*OBJECTIVE*: From the listing below, pull out all lines with "Gallocanta" in them.

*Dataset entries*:

● ● ● ● ●

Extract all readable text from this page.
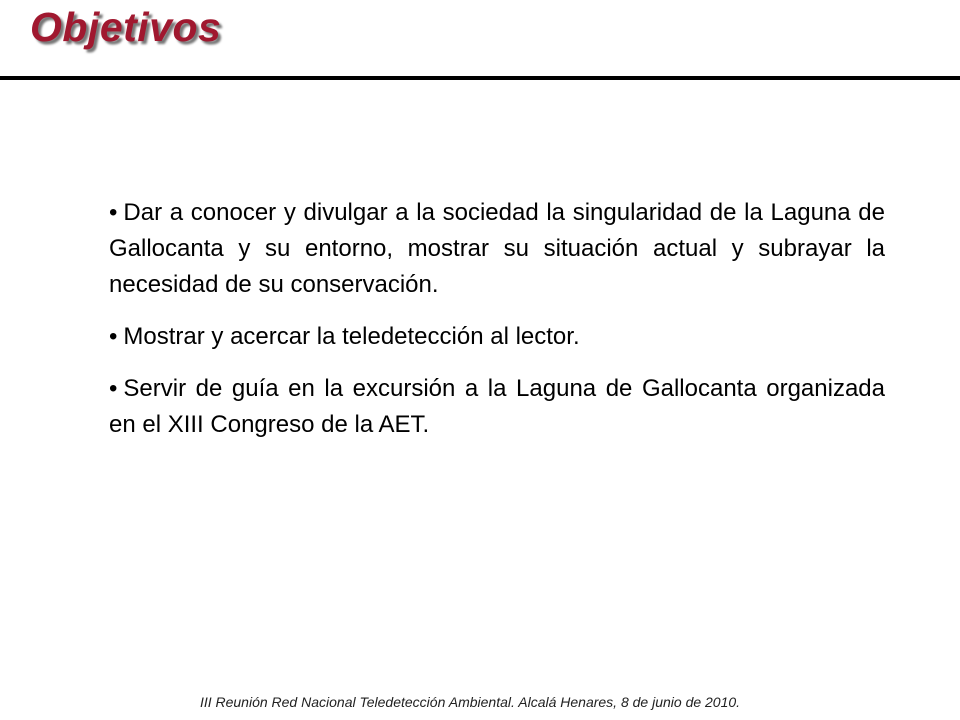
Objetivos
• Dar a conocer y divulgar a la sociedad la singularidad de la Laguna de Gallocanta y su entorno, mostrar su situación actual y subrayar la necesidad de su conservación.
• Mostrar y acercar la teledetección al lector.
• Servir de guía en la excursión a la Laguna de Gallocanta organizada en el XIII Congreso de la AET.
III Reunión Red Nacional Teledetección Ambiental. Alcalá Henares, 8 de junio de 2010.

● ● ● ● ●

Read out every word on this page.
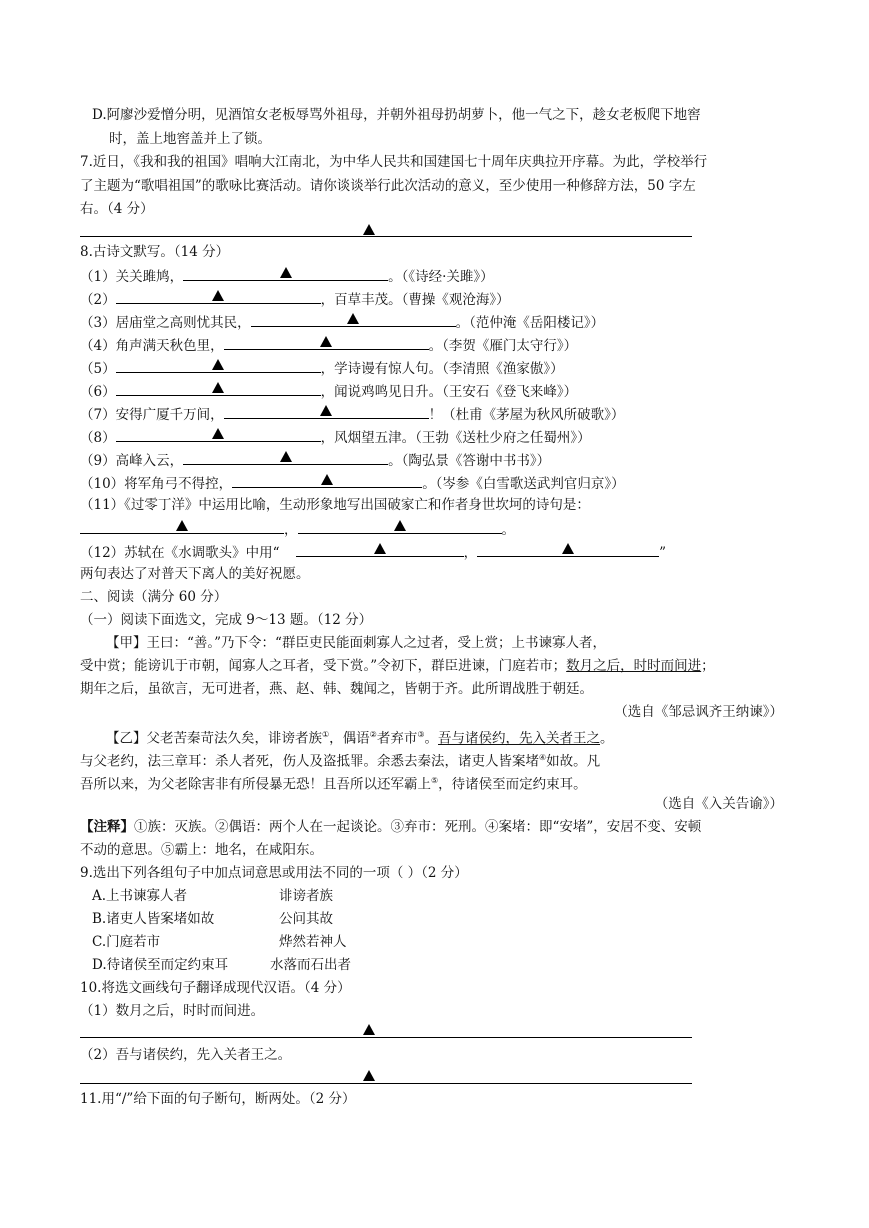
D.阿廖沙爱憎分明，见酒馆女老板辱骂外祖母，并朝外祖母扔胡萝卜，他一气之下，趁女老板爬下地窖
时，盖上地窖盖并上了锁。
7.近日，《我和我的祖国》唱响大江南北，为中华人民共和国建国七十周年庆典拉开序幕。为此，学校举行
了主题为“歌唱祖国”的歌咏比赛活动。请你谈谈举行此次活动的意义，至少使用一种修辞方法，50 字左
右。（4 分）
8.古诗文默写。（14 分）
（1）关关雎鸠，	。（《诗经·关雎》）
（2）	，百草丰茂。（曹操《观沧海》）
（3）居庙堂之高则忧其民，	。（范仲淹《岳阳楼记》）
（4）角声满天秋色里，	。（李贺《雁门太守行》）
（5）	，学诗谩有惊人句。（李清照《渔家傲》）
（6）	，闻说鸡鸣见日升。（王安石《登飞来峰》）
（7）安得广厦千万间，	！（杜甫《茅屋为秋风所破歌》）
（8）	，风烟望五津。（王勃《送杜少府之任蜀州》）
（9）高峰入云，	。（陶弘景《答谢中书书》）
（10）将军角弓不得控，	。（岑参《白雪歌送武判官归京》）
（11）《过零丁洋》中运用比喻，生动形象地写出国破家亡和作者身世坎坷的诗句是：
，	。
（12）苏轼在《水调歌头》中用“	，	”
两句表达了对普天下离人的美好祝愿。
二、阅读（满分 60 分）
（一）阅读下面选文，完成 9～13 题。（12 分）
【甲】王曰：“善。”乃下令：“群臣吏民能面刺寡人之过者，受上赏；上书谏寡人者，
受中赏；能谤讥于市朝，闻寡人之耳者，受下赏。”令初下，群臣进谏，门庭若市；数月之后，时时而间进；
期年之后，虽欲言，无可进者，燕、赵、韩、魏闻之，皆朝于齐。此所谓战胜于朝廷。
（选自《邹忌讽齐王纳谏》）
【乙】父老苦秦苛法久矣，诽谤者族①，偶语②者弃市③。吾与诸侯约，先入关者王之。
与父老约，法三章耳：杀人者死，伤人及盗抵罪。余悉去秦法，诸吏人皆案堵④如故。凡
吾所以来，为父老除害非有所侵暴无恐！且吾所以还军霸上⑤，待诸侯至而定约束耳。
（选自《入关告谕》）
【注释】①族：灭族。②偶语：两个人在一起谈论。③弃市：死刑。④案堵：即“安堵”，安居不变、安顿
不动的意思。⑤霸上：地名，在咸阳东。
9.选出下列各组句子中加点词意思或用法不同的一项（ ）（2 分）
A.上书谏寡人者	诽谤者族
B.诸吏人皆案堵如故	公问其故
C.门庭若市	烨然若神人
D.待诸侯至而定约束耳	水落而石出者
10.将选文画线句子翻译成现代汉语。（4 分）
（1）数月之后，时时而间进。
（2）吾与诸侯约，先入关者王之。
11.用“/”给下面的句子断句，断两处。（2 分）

● ● ● ● ●

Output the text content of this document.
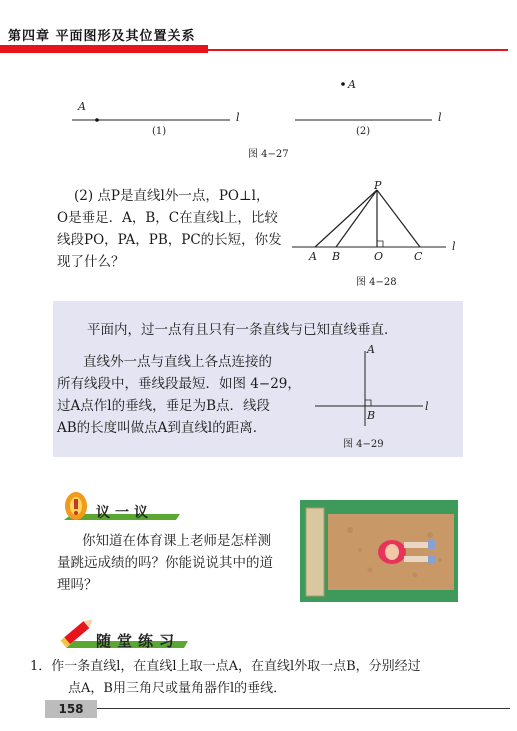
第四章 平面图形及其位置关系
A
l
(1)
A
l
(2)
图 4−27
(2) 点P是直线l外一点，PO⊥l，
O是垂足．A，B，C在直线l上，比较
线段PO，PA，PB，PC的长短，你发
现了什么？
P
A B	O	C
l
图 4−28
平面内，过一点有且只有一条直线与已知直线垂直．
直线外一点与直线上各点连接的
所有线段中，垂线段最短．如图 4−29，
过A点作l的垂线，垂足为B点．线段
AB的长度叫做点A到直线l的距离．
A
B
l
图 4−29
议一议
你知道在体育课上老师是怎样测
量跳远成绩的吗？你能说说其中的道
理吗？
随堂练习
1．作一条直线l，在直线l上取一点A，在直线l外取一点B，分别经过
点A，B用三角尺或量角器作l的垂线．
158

● ● ● ● ●

*SOLUTION*:
• Dar a conocer y divulgar a la sociedad la singularidad de la Laguna de Gallocanta y su entorno, mostrar su situación actual y subrayar la necesidad de su conservación.
• Servir de guía en la excursión a la Laguna de Gallocanta organizada en el XIII Congreso de la AET.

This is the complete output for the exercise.